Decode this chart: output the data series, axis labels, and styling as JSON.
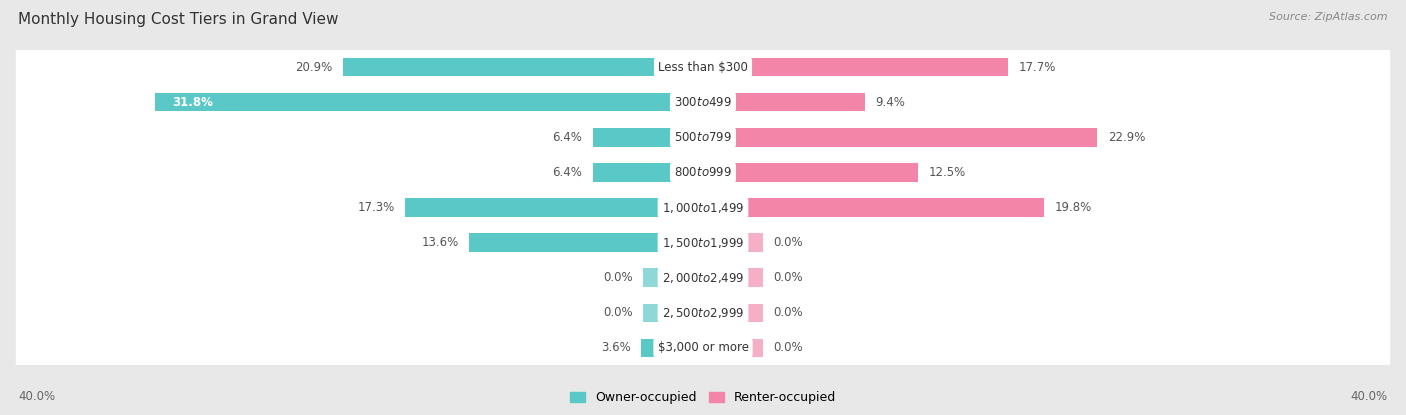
{
  "title": "Monthly Housing Cost Tiers in Grand View",
  "source": "Source: ZipAtlas.com",
  "categories": [
    "Less than $300",
    "$300 to $499",
    "$500 to $799",
    "$800 to $999",
    "$1,000 to $1,499",
    "$1,500 to $1,999",
    "$2,000 to $2,499",
    "$2,500 to $2,999",
    "$3,000 or more"
  ],
  "owner_values": [
    20.9,
    31.8,
    6.4,
    6.4,
    17.3,
    13.6,
    0.0,
    0.0,
    3.6
  ],
  "renter_values": [
    17.7,
    9.4,
    22.9,
    12.5,
    19.8,
    0.0,
    0.0,
    0.0,
    0.0
  ],
  "owner_color": "#5BC8C8",
  "renter_color": "#F285A8",
  "owner_color_light": "#8ED8D8",
  "renter_color_light": "#F5B0C5",
  "owner_label": "Owner-occupied",
  "renter_label": "Renter-occupied",
  "axis_limit": 40.0,
  "axis_label_left": "40.0%",
  "axis_label_right": "40.0%",
  "bg_color": "#e8e8e8",
  "row_bg_color": "#ffffff",
  "title_fontsize": 11,
  "source_fontsize": 8,
  "bar_label_fontsize": 8.5,
  "category_fontsize": 8.5,
  "stub_size": 3.5
}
⁂
SHORT PROBLEM - Make an exact copy of all entries above, dropping the images.

SOLUTION BELOW -
Decode this chart: output the data series, axis labels, and styling as JSON.
{
  "title": "Monthly Housing Cost Tiers in Grand View",
  "source": "Source: ZipAtlas.com",
  "categories": [
    "Less than $300",
    "$300 to $499",
    "$500 to $799",
    "$800 to $999",
    "$1,000 to $1,499",
    "$1,500 to $1,999",
    "$2,000 to $2,499",
    "$2,500 to $2,999",
    "$3,000 or more"
  ],
  "owner_values": [
    20.9,
    31.8,
    6.4,
    6.4,
    17.3,
    13.6,
    0.0,
    0.0,
    3.6
  ],
  "renter_values": [
    17.7,
    9.4,
    22.9,
    12.5,
    19.8,
    0.0,
    0.0,
    0.0,
    0.0
  ],
  "owner_color": "#5BC8C8",
  "renter_color": "#F285A8",
  "owner_color_light": "#8ED8D8",
  "renter_color_light": "#F5B0C5",
  "owner_label": "Owner-occupied",
  "renter_label": "Renter-occupied",
  "axis_limit": 40.0,
  "axis_label_left": "40.0%",
  "axis_label_right": "40.0%",
  "bg_color": "#e8e8e8",
  "row_bg_color": "#ffffff",
  "title_fontsize": 11,
  "source_fontsize": 8,
  "bar_label_fontsize": 8.5,
  "category_fontsize": 8.5,
  "stub_size": 3.5
}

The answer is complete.